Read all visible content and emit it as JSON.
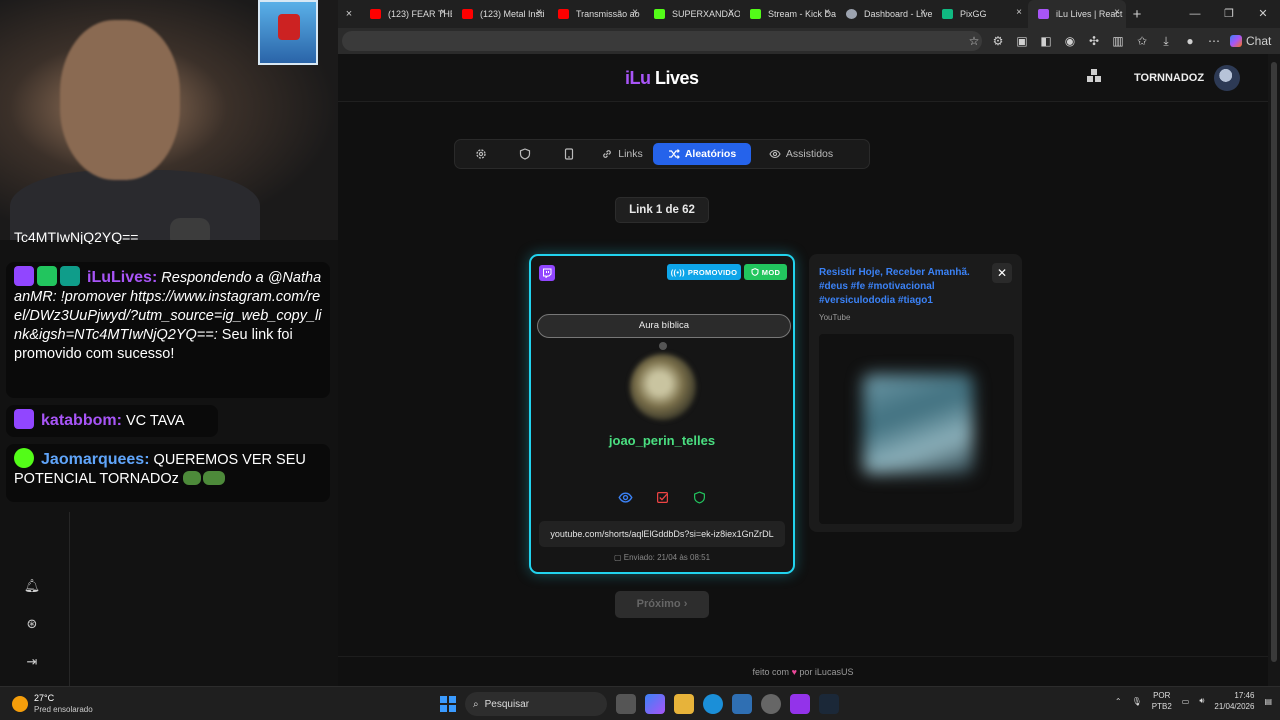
{
  "browser": {
    "tabs": [
      {
        "label": "(123) FEAR THE",
        "color": "#ff0000"
      },
      {
        "label": "(123) Metal Insti",
        "color": "#ff0000"
      },
      {
        "label": "Transmissão ao",
        "color": "#ff0000"
      },
      {
        "label": "SUPERXANDAO",
        "color": "#53fc18"
      },
      {
        "label": "Stream - Kick Da",
        "color": "#53fc18"
      },
      {
        "label": "Dashboard - Live",
        "color": "#9ca3af"
      },
      {
        "label": "PixGG",
        "color": "#10b981"
      },
      {
        "label": "iLu Lives | React",
        "color": "#a855f7"
      }
    ],
    "new_tab": "+",
    "close": "×",
    "chat_label": "Chat"
  },
  "app": {
    "logo_prefix": "iLu",
    "logo_suffix": " Lives",
    "username": "TORNNADOZ",
    "nav": {
      "links": "Links",
      "random": "Aleatórios",
      "watched": "Assistidos"
    },
    "counter": "Link 1 de 62",
    "main_card": {
      "badge_promo": "PROMOVIDO",
      "badge_mod": "MOD",
      "title": "Aura bíblica",
      "user": "joao_perin_telles",
      "url": "youtube.com/shorts/aqlElGddbDs?si=ek-iz8iex1GnZrDL",
      "sent": "Enviado: 21/04 às 08:51"
    },
    "side_card": {
      "title": "Resistir Hoje, Receber Amanhã. #deus #fe #motivacional #versiculododia #tiago1",
      "source": "YouTube",
      "close": "✕"
    },
    "next_button": "Próximo ›",
    "footer_before": "feito com",
    "footer_after": "por iLucasUS"
  },
  "overlay": {
    "cut_line": "Tc4MTIwNjQ2YQ==",
    "messages": [
      {
        "nick": "iLuLives:",
        "nick_color": "#a855f7",
        "italic": "Respondendo a @NathaanMR: !promover https://www.instagram.com/reel/DWz3UuPjwyd/?utm_source=ig_web_copy_link&igsh=NTc4MTIwNjQ2YQ==:",
        "text": " Seu link foi promovido com sucesso!"
      },
      {
        "nick": "katabbom:",
        "nick_color": "#a855f7",
        "text": " VC TAVA"
      },
      {
        "nick": "Jaomarquees:",
        "nick_color": "#60a5fa",
        "text": " QUEREMOS VER SEU POTENCIAL TORNADOz"
      }
    ]
  },
  "taskbar": {
    "temp": "27°C",
    "weather": "Pred ensolarado",
    "search": "Pesquisar",
    "lang1": "POR",
    "lang2": "PTB2",
    "time": "17:46",
    "date": "21/04/2026"
  }
}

● ● ● ● ●

### TASK REQUIREMENTS
Please repeat the entries exactly. Do not include the pictures.

### SOLUTION TO THE PROBLEM
Read all visible content and emit it as JSON.
{
  "browser": {
    "tabs": [
      {
        "label": "(123) FEAR THE",
        "color": "#ff0000"
      },
      {
        "label": "(123) Metal Insti",
        "color": "#ff0000"
      },
      {
        "label": "Transmissão ao",
        "color": "#ff0000"
      },
      {
        "label": "SUPERXANDAO",
        "color": "#53fc18"
      },
      {
        "label": "Stream - Kick Da",
        "color": "#53fc18"
      },
      {
        "label": "Dashboard - Live",
        "color": "#9ca3af"
      },
      {
        "label": "PixGG",
        "color": "#10b981"
      },
      {
        "label": "iLu Lives | React",
        "color": "#a855f7"
      }
    ],
    "new_tab": "+",
    "close": "×",
    "chat_label": "Chat"
  },
  "app": {
    "logo_prefix": "iLu",
    "logo_suffix": " Lives",
    "username": "TORNNADOZ",
    "nav": {
      "links": "Links",
      "random": "Aleatórios",
      "watched": "Assistidos"
    },
    "counter": "Link 1 de 62",
    "main_card": {
      "badge_promo": "PROMOVIDO",
      "badge_mod": "MOD",
      "title": "Aura bíblica",
      "user": "joao_perin_telles",
      "url": "youtube.com/shorts/aqlElGddbDs?si=ek-iz8iex1GnZrDL",
      "sent": "Enviado: 21/04 às 08:51"
    },
    "side_card": {
      "title": "Resistir Hoje, Receber Amanhã. #deus #fe #motivacional #versiculododia #tiago1",
      "source": "YouTube",
      "close": "✕"
    },
    "next_button": "Próximo ›",
    "footer_before": "feito com",
    "footer_after": "por iLucasUS"
  },
  "overlay": {
    "cut_line": "Tc4MTIwNjQ2YQ==",
    "messages": [
      {
        "nick": "iLuLives:",
        "nick_color": "#a855f7",
        "italic": "Respondendo a @NathaanMR: !promover https://www.instagram.com/reel/DWz3UuPjwyd/?utm_source=ig_web_copy_link&igsh=NTc4MTIwNjQ2YQ==:",
        "text": " Seu link foi promovido com sucesso!"
      },
      {
        "nick": "katabbom:",
        "nick_color": "#a855f7",
        "text": " VC TAVA"
      },
      {
        "nick": "Jaomarquees:",
        "nick_color": "#60a5fa",
        "text": " QUEREMOS VER SEU POTENCIAL TORNADOz"
      }
    ]
  },
  "taskbar": {
    "temp": "27°C",
    "weather": "Pred ensolarado",
    "search": "Pesquisar",
    "lang1": "POR",
    "lang2": "PTB2",
    "time": "17:46",
    "date": "21/04/2026"
  }
}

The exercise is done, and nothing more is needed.